Each line that holds the word "this" counts once; give the total number of such lines and nothing else.
*****
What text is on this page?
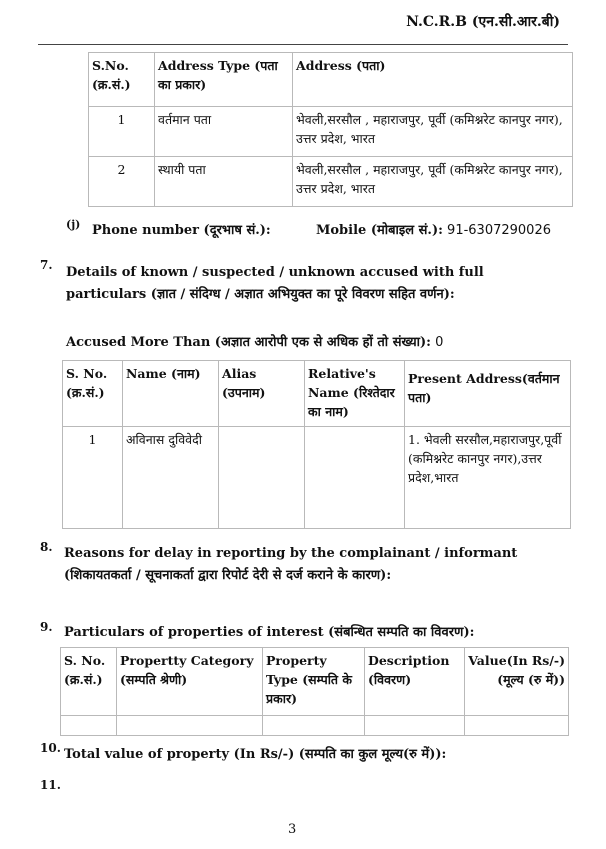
N.C.R.B (एन.सी.आर.बी)
S.No. (क्र.सं.)	Address Type (पता का प्रकार)	Address (पता)
1	वर्तमान पता	भेवली,सरसौल , महाराजपुर, पूर्वी (कमिश्नरेट कानपुर नगर), उत्तर प्रदेश, भारत
2	स्थायी पता	भेवली,सरसौल , महाराजपुर, पूर्वी (कमिश्नरेट कानपुर नगर), उत्तर प्रदेश, भारत
(j) Phone number (दूरभाष सं.):	Mobile (मोबाइल सं.): 91-6307290026
7. Details of known / suspected / unknown accused with full particulars (ज्ञात / संदिग्ध / अज्ञात अभियुक्त का पूरे विवरण सहित वर्णन):
Accused More Than (अज्ञात आरोपी एक से अधिक हों तो संख्या): 0
S. No. (क्र.सं.)	Name (नाम)	Alias (उपनाम)	Relative's Name (रिश्तेदार का नाम)	Present Address(वर्तमान पता)
1	अविनास दुविवेदी			1. भेवली सरसौल,महाराजपुर,पूर्वी (कमिश्नरेट कानपुर नगर),उत्तर प्रदेश,भारत
8. Reasons for delay in reporting by the complainant / informant (शिकायतकर्ता / सूचनाकर्ता द्वारा रिपोर्ट देरी से दर्ज कराने के कारण):
9. Particulars of properties of interest (संबन्धित सम्पति का विवरण):
S. No. (क्र.सं.)	Propertty Category (सम्पति श्रेणी)	Property Type (सम्पति के प्रकार)	Description (विवरण)	Value(In Rs/-) (मूल्य (रु में))

10. Total value of property (In Rs/-) (सम्पति का कुल मूल्य(रु में)):
11.
3
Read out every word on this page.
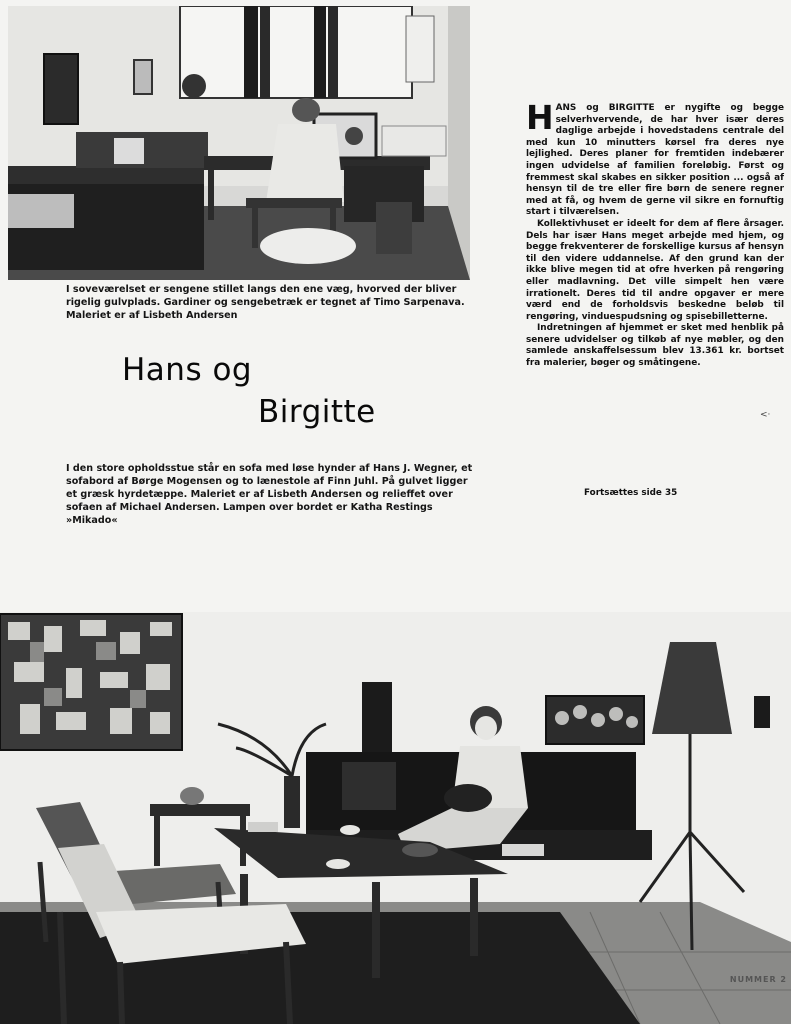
I soveværelset er sengene stillet langs den ene væg, hvorved der bliver rigelig gulvplads. Gardiner og sengebetræk er tegnet af Timo Sarpenava. Maleriet er af Lisbeth Andersen
Hans og
Birgitte
I den store opholdsstue står en sofa med løse hynder af Hans J. Wegner, et sofabord af Børge Mogensen og to lænestole af Finn Juhl. På gulvet ligger et græsk hyrdetæppe. Maleriet er af Lisbeth Andersen og relieffet over sofaen af Michael Andersen. Lampen over bordet er Katha Restings »Mikado«

HANS og BIRGITTE er nygifte og begge selverhvervende, de har hver især deres daglige arbejde i hovedstadens centrale del med kun 10 minutters kørsel fra deres nye lejlighed. Deres planer for fremtiden indebærer ingen udvidelse af familien foreløbig. Først og fremmest skal skabes en sikker position ... også af hensyn til de tre eller fire børn de senere regner med at få, og hvem de gerne vil sikre en fornuftig start i tilværelsen.

Kollektivhuset er ideelt for dem af flere årsager. Dels har især Hans meget arbejde med hjem, og begge frekventerer de forskellige kursus af hensyn til den videre uddannelse. Af den grund kan der ikke blive megen tid at ofre hverken på rengøring eller madlavning. Det ville simpelt hen være irrationelt. Deres tid til andre opgaver er mere værd end de forholdsvis beskedne beløb til rengøring, vinduespudsning og spisebilletterne.

Indretningen af hjemmet er sket med henblik på senere udvidelser og tilkøb af nye møbler, og den samlede anskaffelsessum blev 13.361 kr. bortset fra malerier, bøger og småtingene.

Fortsættes side 35
<·
NUMMER 2
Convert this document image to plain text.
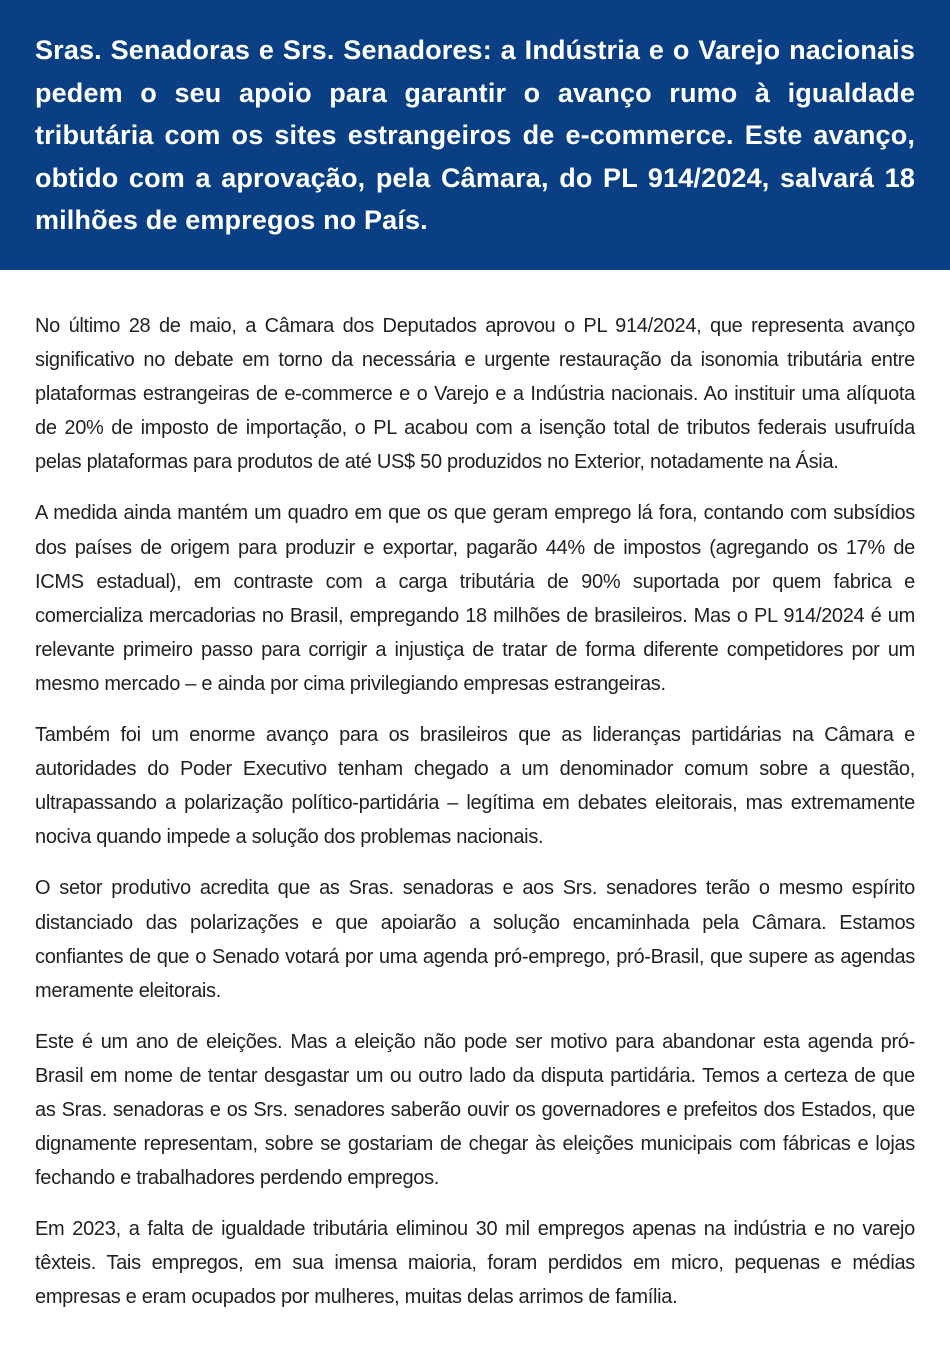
Sras. Senadoras e Srs. Senadores: a Indústria e o Varejo nacionais pedem o seu apoio para garantir o avanço rumo à igualdade tributária com os sites estrangeiros de e-commerce. Este avanço, obtido com a aprovação, pela Câmara, do PL 914/2024, salvará 18 milhões de empregos no País.

No último 28 de maio, a Câmara dos Deputados aprovou o PL 914/2024, que representa avanço significativo no debate em torno da necessária e urgente restauração da isonomia tributária entre plataformas estrangeiras de e-commerce e o Varejo e a Indústria nacionais. Ao instituir uma alíquota de 20% de imposto de importação, o PL acabou com a isenção total de tributos federais usufruída pelas plataformas para produtos de até US$ 50 produzidos no Exterior, notadamente na Ásia.

A medida ainda mantém um quadro em que os que geram emprego lá fora, contando com subsídios dos países de origem para produzir e exportar, pagarão 44% de impostos (agregando os 17% de ICMS estadual), em contraste com a carga tributária de 90% suportada por quem fabrica e comercializa mercadorias no Brasil, empregando 18 milhões de brasileiros. Mas o PL 914/2024 é um relevante primeiro passo para corrigir a injustiça de tratar de forma diferente competidores por um mesmo mercado – e ainda por cima privilegiando empresas estrangeiras.

Também foi um enorme avanço para os brasileiros que as lideranças partidárias na Câmara e autoridades do Poder Executivo tenham chegado a um denominador comum sobre a questão, ultrapassando a polarização político-partidária – legítima em debates eleitorais, mas extremamente nociva quando impede a solução dos problemas nacionais.

O setor produtivo acredita que as Sras. senadoras e aos Srs. senadores terão o mesmo espírito distanciado das polarizações e que apoiarão a solução encaminhada pela Câmara. Estamos confiantes de que o Senado votará por uma agenda pró-emprego, pró-Brasil, que supere as agendas meramente eleitorais.

Este é um ano de eleições. Mas a eleição não pode ser motivo para abandonar esta agenda pró-Brasil em nome de tentar desgastar um ou outro lado da disputa partidária. Temos a certeza de que as Sras. senadoras e os Srs. senadores saberão ouvir os governadores e prefeitos dos Estados, que dignamente representam, sobre se gostariam de chegar às eleições municipais com fábricas e lojas fechando e trabalhadores perdendo empregos.

Em 2023, a falta de igualdade tributária eliminou 30 mil empregos apenas na indústria e no varejo têxteis. Tais empregos, em sua imensa maioria, foram perdidos em micro, pequenas e médias empresas e eram ocupados por mulheres, muitas delas arrimos de família.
*****
=== PROBLEM SOLUTION ===
3